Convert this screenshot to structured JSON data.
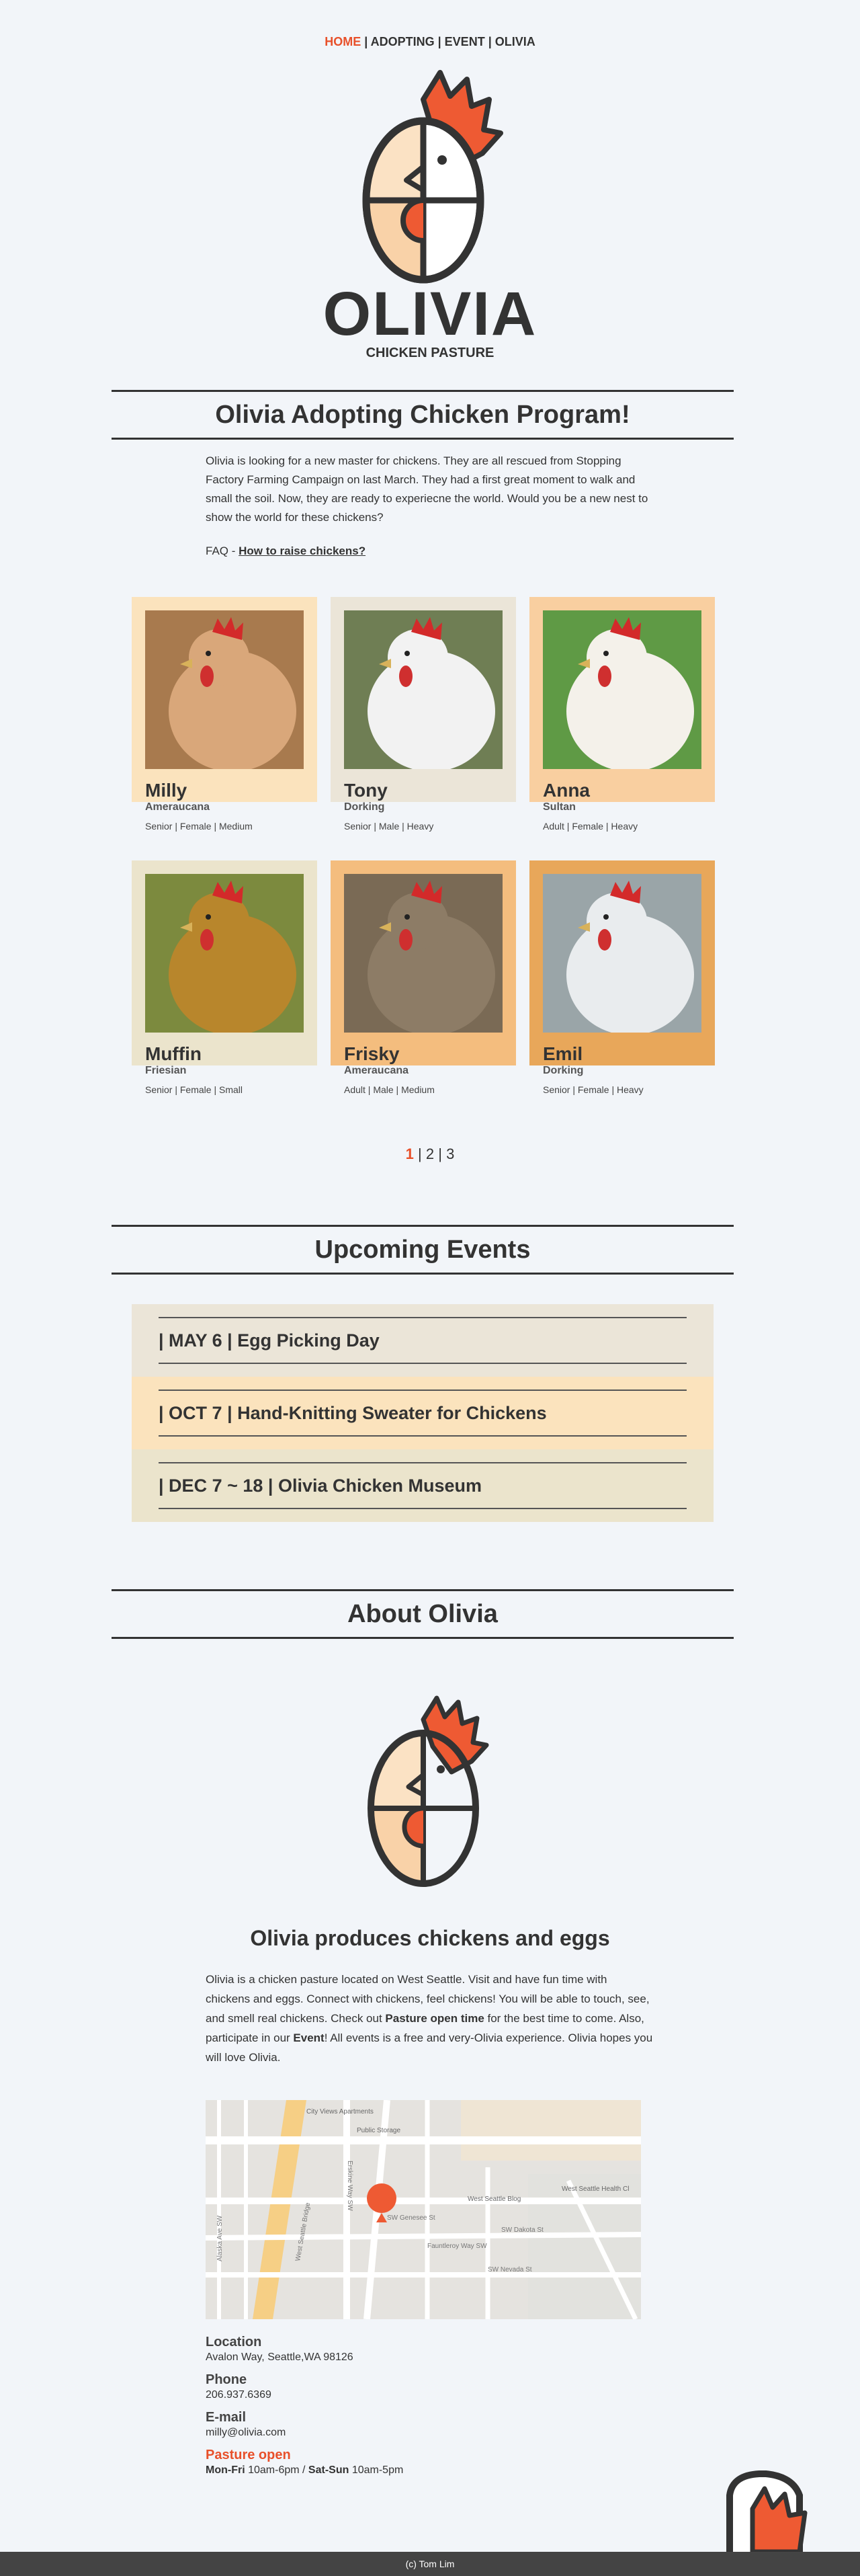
{
  "nav": {
    "items": [
      {
        "label": "HOME",
        "active": true
      },
      {
        "label": "ADOPTING",
        "active": false
      },
      {
        "label": "EVENT",
        "active": false
      },
      {
        "label": "OLIVIA",
        "active": false
      }
    ],
    "separator": " | "
  },
  "logo": {
    "wordmark": "OLIVIA",
    "tagline": "CHICKEN PASTURE"
  },
  "adopt": {
    "title": "Olivia Adopting Chicken Program!",
    "intro": "Olivia is looking for a new master for chickens. They are all rescued from Stopping Factory Farming Campaign on last March. They had a first great moment to walk and small the soil. Now, they are ready to experiecne the world. Would you be a new nest to show the world for these chickens?",
    "faq_prefix": "FAQ - ",
    "faq_link": "How to raise chickens?"
  },
  "chickens": [
    {
      "name": "Milly",
      "breed": "Ameraucana",
      "meta": "Senior | Female | Medium",
      "bg": "#fbe3bd",
      "photo_bg": "#a87a4e",
      "photo_fg": "#d9a77a"
    },
    {
      "name": "Tony",
      "breed": "Dorking",
      "meta": "Senior | Male | Heavy",
      "bg": "#ebe5d8",
      "photo_bg": "#6f7e54",
      "photo_fg": "#f2f2f2"
    },
    {
      "name": "Anna",
      "breed": "Sultan",
      "meta": "Adult | Female | Heavy",
      "bg": "#f9cfa0",
      "photo_bg": "#5f9a45",
      "photo_fg": "#f4f1ea"
    },
    {
      "name": "Muffin",
      "breed": "Friesian",
      "meta": "Senior | Female | Small",
      "bg": "#ebe4cc",
      "photo_bg": "#7c8a3e",
      "photo_fg": "#b8862c"
    },
    {
      "name": "Frisky",
      "breed": "Ameraucana",
      "meta": "Adult | Male | Medium",
      "bg": "#f4bd7e",
      "photo_bg": "#7a6a55",
      "photo_fg": "#8d7c66"
    },
    {
      "name": "Emil",
      "breed": "Dorking",
      "meta": "Senior | Female | Heavy",
      "bg": "#e8a75a",
      "photo_bg": "#9aa5a8",
      "photo_fg": "#e9ecee"
    }
  ],
  "pager": {
    "pages": [
      "1",
      "2",
      "3"
    ],
    "active": "1",
    "separator": " | "
  },
  "events": {
    "title": "Upcoming Events",
    "items": [
      {
        "label": "| MAY 6 | Egg Picking Day",
        "bg": "#ebe5d8"
      },
      {
        "label": "| OCT 7 | Hand-Knitting Sweater for Chickens",
        "bg": "#fbe3bd"
      },
      {
        "label": "| DEC 7 ~ 18 | Olivia Chicken Museum",
        "bg": "#ebe4cc"
      }
    ]
  },
  "about": {
    "title": "About Olivia",
    "heading": "Olivia produces chickens and eggs",
    "text_1": "Olivia is a chicken pasture located on West Seattle. Visit and have fun time with chickens and eggs. Connect with chickens, feel chickens! You will be able to touch, see, and smell real chickens. Check out ",
    "text_bold_1": "Pasture open time",
    "text_2": " for the best time to come. Also, participate in our ",
    "text_bold_2": "Event",
    "text_3": "! All events is a free and very-Olivia experience. Olivia hopes you will love Olivia."
  },
  "map": {
    "labels": [
      "City Views Apartments",
      "Public Storage",
      "West Seattle Blog",
      "West Seattle Health Cl",
      "SW Dakota St",
      "West Seattle Bridge",
      "SW Nevada St",
      "Erskine Way SW",
      "Fauntleroy Way SW",
      "SW Genesee St",
      "Alaska Ave SW"
    ]
  },
  "contact": {
    "location_label": "Location",
    "location_value": "Avalon Way, Seattle,WA 98126",
    "phone_label": "Phone",
    "phone_value": "206.937.6369",
    "email_label": "E-mail",
    "email_value": "milly@olivia.com",
    "open_label": "Pasture open",
    "open_days_1": "Mon-Fri",
    "open_hours_1": " 10am-6pm / ",
    "open_days_2": "Sat-Sun",
    "open_hours_2": " 10am-5pm"
  },
  "footer": {
    "text": "(c) Tom Lim"
  },
  "colors": {
    "accent": "#e8502a",
    "text": "#333333",
    "background": "#f2f5f9",
    "footer": "#444444"
  }
}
##############################
→ What you will do
Every entry above is to be transcribed exactly, with all pictures left out.

→ Answer for the task
Convert this screenshot to structured JSON data.
{
  "nav": {
    "items": [
      {
        "label": "HOME",
        "active": true
      },
      {
        "label": "ADOPTING",
        "active": false
      },
      {
        "label": "EVENT",
        "active": false
      },
      {
        "label": "OLIVIA",
        "active": false
      }
    ],
    "separator": " | "
  },
  "logo": {
    "wordmark": "OLIVIA",
    "tagline": "CHICKEN PASTURE"
  },
  "adopt": {
    "title": "Olivia Adopting Chicken Program!",
    "intro": "Olivia is looking for a new master for chickens. They are all rescued from Stopping Factory Farming Campaign on last March. They had a first great moment to walk and small the soil. Now, they are ready to experiecne the world. Would you be a new nest to show the world for these chickens?",
    "faq_prefix": "FAQ - ",
    "faq_link": "How to raise chickens?"
  },
  "chickens": [
    {
      "name": "Milly",
      "breed": "Ameraucana",
      "meta": "Senior | Female | Medium",
      "bg": "#fbe3bd",
      "photo_bg": "#a87a4e",
      "photo_fg": "#d9a77a"
    },
    {
      "name": "Tony",
      "breed": "Dorking",
      "meta": "Senior | Male | Heavy",
      "bg": "#ebe5d8",
      "photo_bg": "#6f7e54",
      "photo_fg": "#f2f2f2"
    },
    {
      "name": "Anna",
      "breed": "Sultan",
      "meta": "Adult | Female | Heavy",
      "bg": "#f9cfa0",
      "photo_bg": "#5f9a45",
      "photo_fg": "#f4f1ea"
    },
    {
      "name": "Muffin",
      "breed": "Friesian",
      "meta": "Senior | Female | Small",
      "bg": "#ebe4cc",
      "photo_bg": "#7c8a3e",
      "photo_fg": "#b8862c"
    },
    {
      "name": "Frisky",
      "breed": "Ameraucana",
      "meta": "Adult | Male | Medium",
      "bg": "#f4bd7e",
      "photo_bg": "#7a6a55",
      "photo_fg": "#8d7c66"
    },
    {
      "name": "Emil",
      "breed": "Dorking",
      "meta": "Senior | Female | Heavy",
      "bg": "#e8a75a",
      "photo_bg": "#9aa5a8",
      "photo_fg": "#e9ecee"
    }
  ],
  "pager": {
    "pages": [
      "1",
      "2",
      "3"
    ],
    "active": "1",
    "separator": " | "
  },
  "events": {
    "title": "Upcoming Events",
    "items": [
      {
        "label": "| MAY 6 | Egg Picking Day",
        "bg": "#ebe5d8"
      },
      {
        "label": "| OCT 7 | Hand-Knitting Sweater for Chickens",
        "bg": "#fbe3bd"
      },
      {
        "label": "| DEC 7 ~ 18 | Olivia Chicken Museum",
        "bg": "#ebe4cc"
      }
    ]
  },
  "about": {
    "title": "About Olivia",
    "heading": "Olivia produces chickens and eggs",
    "text_1": "Olivia is a chicken pasture located on West Seattle. Visit and have fun time with chickens and eggs. Connect with chickens, feel chickens! You will be able to touch, see, and smell real chickens. Check out ",
    "text_bold_1": "Pasture open time",
    "text_2": " for the best time to come. Also, participate in our ",
    "text_bold_2": "Event",
    "text_3": "! All events is a free and very-Olivia experience. Olivia hopes you will love Olivia."
  },
  "map": {
    "labels": [
      "City Views Apartments",
      "Public Storage",
      "West Seattle Blog",
      "West Seattle Health Cl",
      "SW Dakota St",
      "West Seattle Bridge",
      "SW Nevada St",
      "Erskine Way SW",
      "Fauntleroy Way SW",
      "SW Genesee St",
      "Alaska Ave SW"
    ]
  },
  "contact": {
    "location_label": "Location",
    "location_value": "Avalon Way, Seattle,WA 98126",
    "phone_label": "Phone",
    "phone_value": "206.937.6369",
    "email_label": "E-mail",
    "email_value": "milly@olivia.com",
    "open_label": "Pasture open",
    "open_days_1": "Mon-Fri",
    "open_hours_1": " 10am-6pm / ",
    "open_days_2": "Sat-Sun",
    "open_hours_2": " 10am-5pm"
  },
  "footer": {
    "text": "(c) Tom Lim"
  },
  "colors": {
    "accent": "#e8502a",
    "text": "#333333",
    "background": "#f2f5f9",
    "footer": "#444444"
  }
}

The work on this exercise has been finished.